## Your objective
Will you output all of the data below exactly, omitting the images?

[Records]
>> Begin
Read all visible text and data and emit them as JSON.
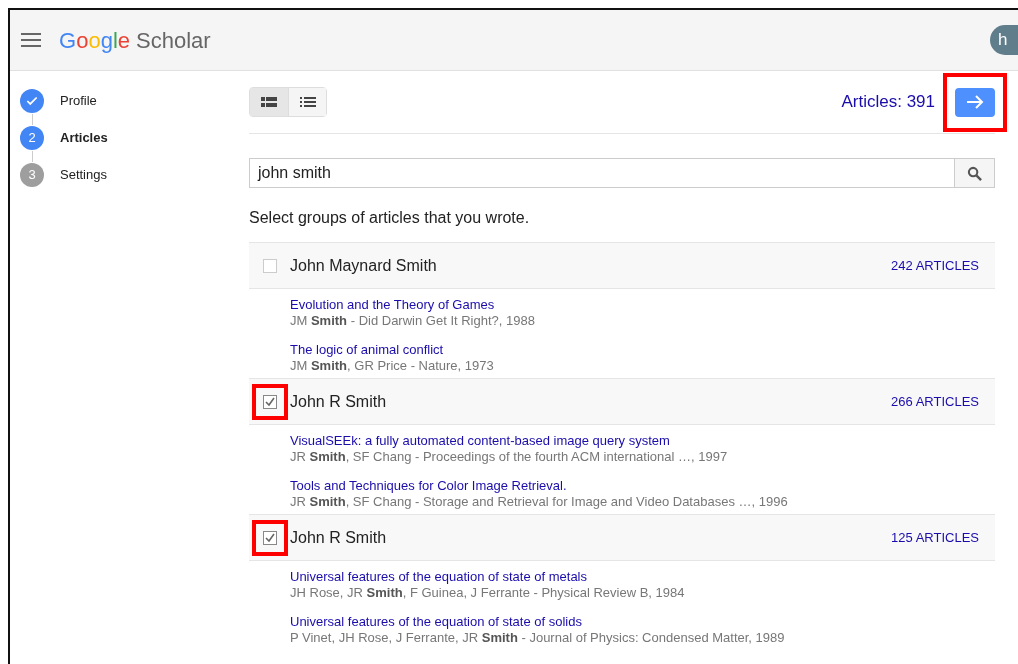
{
  "header": {
    "logo": {
      "brand": "Google",
      "product": "Scholar"
    },
    "avatar": "h"
  },
  "steps": [
    {
      "label": "Profile",
      "completed": true,
      "selected": false
    },
    {
      "label": "Articles",
      "number": "2",
      "completed": false,
      "selected": true
    },
    {
      "label": "Settings",
      "number": "3",
      "completed": false,
      "selected": false
    }
  ],
  "view_toggle": [
    {
      "kind": "detailed",
      "selected": true
    },
    {
      "kind": "compact",
      "selected": false
    }
  ],
  "article_count": "Articles: 391",
  "next_button": {
    "annotated": true
  },
  "search": {
    "value": "john smith"
  },
  "instruction": "Select groups of articles that you wrote.",
  "groups": [
    {
      "name": "John Maynard Smith",
      "count": "242 ARTICLES",
      "checked": false,
      "annotated": false,
      "articles": [
        {
          "title": "Evolution and the Theory of Games",
          "meta": "JM **Smith** - Did Darwin Get It Right?, 1988"
        },
        {
          "title": "The logic of animal conflict",
          "meta": "JM **Smith**, GR Price - Nature, 1973"
        }
      ]
    },
    {
      "name": "John R Smith",
      "count": "266 ARTICLES",
      "checked": true,
      "annotated": true,
      "articles": [
        {
          "title": "VisualSEEk: a fully automated content-based image query system",
          "meta": "JR **Smith**, SF Chang - Proceedings of the fourth ACM international …, 1997"
        },
        {
          "title": "Tools and Techniques for Color Image Retrieval.",
          "meta": "JR **Smith**, SF Chang - Storage and Retrieval for Image and Video Databases …, 1996"
        }
      ]
    },
    {
      "name": "John R Smith",
      "count": "125 ARTICLES",
      "checked": true,
      "annotated": true,
      "articles": [
        {
          "title": "Universal features of the equation of state of metals",
          "meta": "JH Rose, JR **Smith**, F Guinea, J Ferrante - Physical Review B, 1984"
        },
        {
          "title": "Universal features of the equation of state of solids",
          "meta": "P Vinet, JH Rose, J Ferrante, JR **Smith** - Journal of Physics: Condensed Matter, 1989"
        }
      ]
    }
  ]
}
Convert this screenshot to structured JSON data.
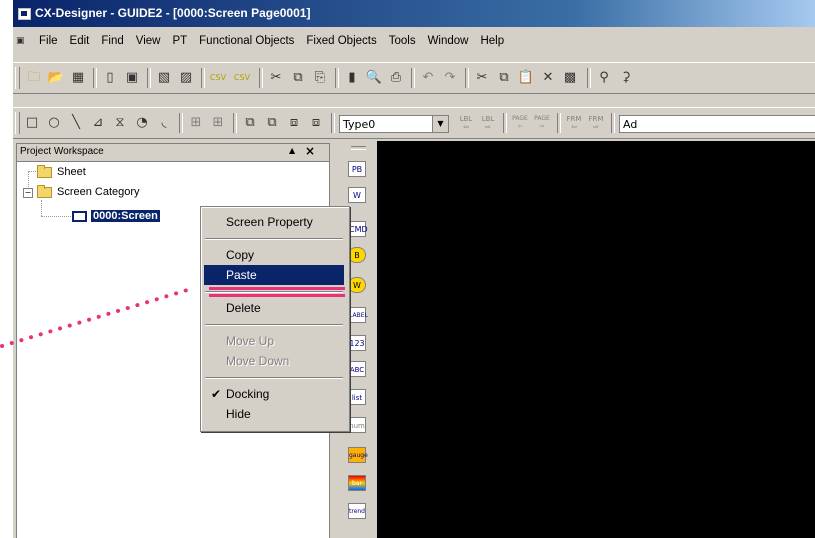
{
  "window": {
    "title": "CX-Designer - GUIDE2 - [0000:Screen Page0001]"
  },
  "menubar": {
    "items": [
      "File",
      "Edit",
      "Find",
      "View",
      "PT",
      "Functional Objects",
      "Fixed Objects",
      "Tools",
      "Window",
      "Help"
    ]
  },
  "toolbar2": {
    "type_combo_value": "Type0",
    "partial_combo_value": "Ad"
  },
  "toolbar2_labels": {
    "lbl1": "LBL",
    "lbl2": "LBL",
    "page1": "PAGE",
    "page2": "PAGE",
    "frm1": "FRM",
    "frm2": "FRM"
  },
  "workspace": {
    "title": "Project Workspace",
    "pin": "▲",
    "close": "×",
    "tree": {
      "sheet": "Sheet",
      "screen_category": "Screen Category",
      "screen_page": "0000:Screen"
    }
  },
  "object_strip": {
    "icons": [
      "PB",
      "W",
      "CMD",
      "B",
      "W",
      "LABEL",
      "123",
      "ABC",
      "list",
      "num",
      "gauge",
      "bar",
      "trend"
    ]
  },
  "context_menu": {
    "screen_property": "Screen Property",
    "copy": "Copy",
    "paste": "Paste",
    "delete": "Delete",
    "move_up": "Move Up",
    "move_down": "Move Down",
    "docking": "Docking",
    "hide": "Hide",
    "docking_checked": true,
    "highlighted": "Paste"
  },
  "colors": {
    "title_blue": "#0a246a",
    "annotation_pink": "#e8327a",
    "canvas": "#000000"
  }
}
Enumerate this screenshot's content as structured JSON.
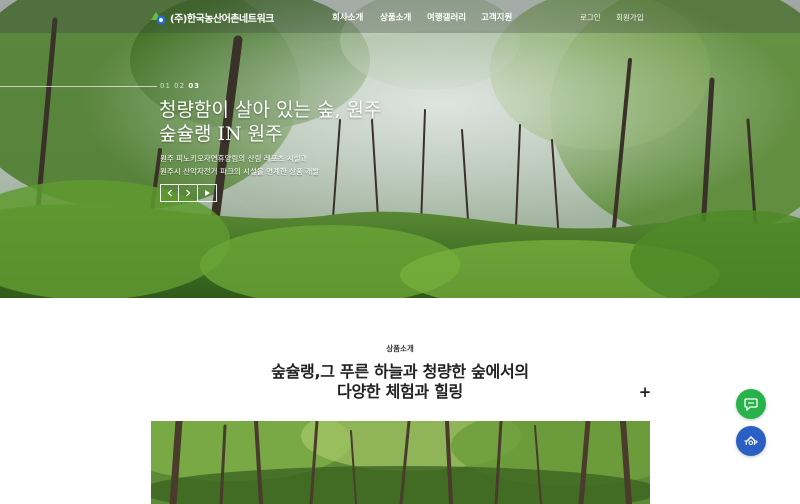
{
  "header": {
    "logo_text": "(주)한국농산어촌네트워크",
    "nav": [
      {
        "label": "회사소개"
      },
      {
        "label": "상품소개"
      },
      {
        "label": "여행갤러리"
      },
      {
        "label": "고객지원"
      }
    ],
    "util": [
      {
        "label": "로그인"
      },
      {
        "label": "회원가입"
      }
    ]
  },
  "hero": {
    "pager": {
      "items": [
        "01",
        "02",
        "03"
      ],
      "active_index": 2
    },
    "title_line1": "청량함이 살아 있는 숲, 원주",
    "title_line2": "숲슐랭 IN 원주",
    "desc_line1": "원주 피노키오자연휴양림의 산림 레포츠 시설과",
    "desc_line2": "원주시 산악자전거 파크의 시설을 연계한 상품 개발",
    "controls": {
      "prev_icon": "chevron-left-icon",
      "next_icon": "chevron-right-icon",
      "play_icon": "play-icon"
    }
  },
  "section": {
    "label": "상품소개",
    "title_line1": "숲슐랭,그 푸른 하늘과 청량한 숲에서의",
    "title_line2": "다양한 체험과 힐링",
    "more_label": "+"
  },
  "floating": {
    "chat_icon": "chat-icon",
    "top_label": "TOP"
  },
  "colors": {
    "chat_button": "#27b34a",
    "top_button": "#2a5fc4",
    "logo_green": "#6cbf3c",
    "logo_blue": "#1f6fd1"
  }
}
>> End
## Answer to the problem
Read all visible text and data and emit them as JSON.
{
  "header": {
    "logo": {
      "brand": "Google",
      "product": "Scholar"
    },
    "avatar": "h"
  },
  "steps": [
    {
      "label": "Profile",
      "completed": true,
      "selected": false
    },
    {
      "label": "Articles",
      "number": "2",
      "completed": false,
      "selected": true
    },
    {
      "label": "Settings",
      "number": "3",
      "completed": false,
      "selected": false
    }
  ],
  "view_toggle": [
    {
      "kind": "detailed",
      "selected": true
    },
    {
      "kind": "compact",
      "selected": false
    }
  ],
  "article_count": "Articles: 391",
  "next_button": {
    "annotated": true
  },
  "search": {
    "value": "john smith"
  },
  "instruction": "Select groups of articles that you wrote.",
  "groups": [
    {
      "name": "John Maynard Smith",
      "count": "242 ARTICLES",
      "checked": false,
      "annotated": false,
      "articles": [
        {
          "title": "Evolution and the Theory of Games",
          "meta": "JM **Smith** - Did Darwin Get It Right?, 1988"
        },
        {
          "title": "The logic of animal conflict",
          "meta": "JM **Smith**, GR Price - Nature, 1973"
        }
      ]
    },
    {
      "name": "John R Smith",
      "count": "266 ARTICLES",
      "checked": true,
      "annotated": true,
      "articles": [
        {
          "title": "VisualSEEk: a fully automated content-based image query system",
          "meta": "JR **Smith**, SF Chang - Proceedings of the fourth ACM international …, 1997"
        },
        {
          "title": "Tools and Techniques for Color Image Retrieval.",
          "meta": "JR **Smith**, SF Chang - Storage and Retrieval for Image and Video Databases …, 1996"
        }
      ]
    },
    {
      "name": "John R Smith",
      "count": "125 ARTICLES",
      "checked": true,
      "annotated": true,
      "articles": [
        {
          "title": "Universal features of the equation of state of metals",
          "meta": "JH Rose, JR **Smith**, F Guinea, J Ferrante - Physical Review B, 1984"
        },
        {
          "title": "Universal features of the equation of state of solids",
          "meta": "P Vinet, JH Rose, J Ferrante, JR **Smith** - Journal of Physics: Condensed Matter, 1989"
        }
      ]
    }
  ]
}
Convert this screenshot to structured JSON data.
{
  "window": {
    "title": "CX-Designer - GUIDE2 - [0000:Screen Page0001]"
  },
  "menubar": {
    "items": [
      "File",
      "Edit",
      "Find",
      "View",
      "PT",
      "Functional Objects",
      "Fixed Objects",
      "Tools",
      "Window",
      "Help"
    ]
  },
  "toolbar2": {
    "type_combo_value": "Type0",
    "partial_combo_value": "Ad"
  },
  "toolbar2_labels": {
    "lbl1": "LBL",
    "lbl2": "LBL",
    "page1": "PAGE",
    "page2": "PAGE",
    "frm1": "FRM",
    "frm2": "FRM"
  },
  "workspace": {
    "title": "Project Workspace",
    "pin": "▲",
    "close": "×",
    "tree": {
      "sheet": "Sheet",
      "screen_category": "Screen Category",
      "screen_page": "0000:Screen"
    }
  },
  "object_strip": {
    "icons": [
      "PB",
      "W",
      "CMD",
      "B",
      "W",
      "LABEL",
      "123",
      "ABC",
      "list",
      "num",
      "gauge",
      "bar",
      "trend"
    ]
  },
  "context_menu": {
    "screen_property": "Screen Property",
    "copy": "Copy",
    "paste": "Paste",
    "delete": "Delete",
    "move_up": "Move Up",
    "move_down": "Move Down",
    "docking": "Docking",
    "hide": "Hide",
    "docking_checked": true,
    "highlighted": "Paste"
  },
  "colors": {
    "title_blue": "#0a246a",
    "annotation_pink": "#e8327a",
    "canvas": "#000000"
  }
}
Enumerate this screenshot's content as structured JSON.
{
  "header": {
    "logo_text": "(주)한국농산어촌네트워크",
    "nav": [
      {
        "label": "회사소개"
      },
      {
        "label": "상품소개"
      },
      {
        "label": "여행갤러리"
      },
      {
        "label": "고객지원"
      }
    ],
    "util": [
      {
        "label": "로그인"
      },
      {
        "label": "회원가입"
      }
    ]
  },
  "hero": {
    "pager": {
      "items": [
        "01",
        "02",
        "03"
      ],
      "active_index": 2
    },
    "title_line1": "청량함이 살아 있는 숲, 원주",
    "title_line2": "숲슐랭 IN 원주",
    "desc_line1": "원주 피노키오자연휴양림의 산림 레포츠 시설과",
    "desc_line2": "원주시 산악자전거 파크의 시설을 연계한 상품 개발",
    "controls": {
      "prev_icon": "chevron-left-icon",
      "next_icon": "chevron-right-icon",
      "play_icon": "play-icon"
    }
  },
  "section": {
    "label": "상품소개",
    "title_line1": "숲슐랭,그 푸른 하늘과 청량한 숲에서의",
    "title_line2": "다양한 체험과 힐링",
    "more_label": "+"
  },
  "floating": {
    "chat_icon": "chat-icon",
    "top_label": "TOP"
  },
  "colors": {
    "chat_button": "#27b34a",
    "top_button": "#2a5fc4",
    "logo_green": "#6cbf3c",
    "logo_blue": "#1f6fd1"
  }
}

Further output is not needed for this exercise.